**Given request:**
Extract the final stretch of the data: the line that contains "What does this" and every line after it, unaltered, and no other lines.
----- Provided information
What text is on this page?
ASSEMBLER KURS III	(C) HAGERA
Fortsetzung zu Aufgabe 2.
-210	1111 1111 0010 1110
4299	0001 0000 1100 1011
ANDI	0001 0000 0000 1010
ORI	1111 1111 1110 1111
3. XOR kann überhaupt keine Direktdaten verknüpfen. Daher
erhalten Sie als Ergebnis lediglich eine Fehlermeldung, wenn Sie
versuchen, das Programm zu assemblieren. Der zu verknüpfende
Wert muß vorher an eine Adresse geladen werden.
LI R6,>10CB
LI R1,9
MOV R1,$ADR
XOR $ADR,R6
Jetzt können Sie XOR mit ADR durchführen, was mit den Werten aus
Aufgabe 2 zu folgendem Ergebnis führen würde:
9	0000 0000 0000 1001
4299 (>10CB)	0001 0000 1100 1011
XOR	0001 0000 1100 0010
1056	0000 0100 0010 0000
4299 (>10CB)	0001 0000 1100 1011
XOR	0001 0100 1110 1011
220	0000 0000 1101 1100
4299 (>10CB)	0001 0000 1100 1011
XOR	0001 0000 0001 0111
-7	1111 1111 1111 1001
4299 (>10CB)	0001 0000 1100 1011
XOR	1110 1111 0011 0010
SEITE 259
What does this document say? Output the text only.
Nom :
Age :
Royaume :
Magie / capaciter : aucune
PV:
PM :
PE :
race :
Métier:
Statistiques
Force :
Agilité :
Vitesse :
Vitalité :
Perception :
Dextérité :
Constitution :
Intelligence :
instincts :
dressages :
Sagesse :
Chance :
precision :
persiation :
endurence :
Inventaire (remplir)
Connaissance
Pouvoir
----------
**Task result:**
What does this document say? Output the text only.
Nom :
Age :
Royaume :
Magie / capaciter : aucune
PV:
PM :
PE :
race :
Métier:
Statistiques
Force :
Agilité :
Vitesse :
Vitalité :
Perception :
Dextérité :
Constitution :
Intelligence :
instincts :
dressages :
Sagesse :
Chance :
precision :
persiation :
endurence :
Inventaire (remplir)
Connaissance
Pouvoir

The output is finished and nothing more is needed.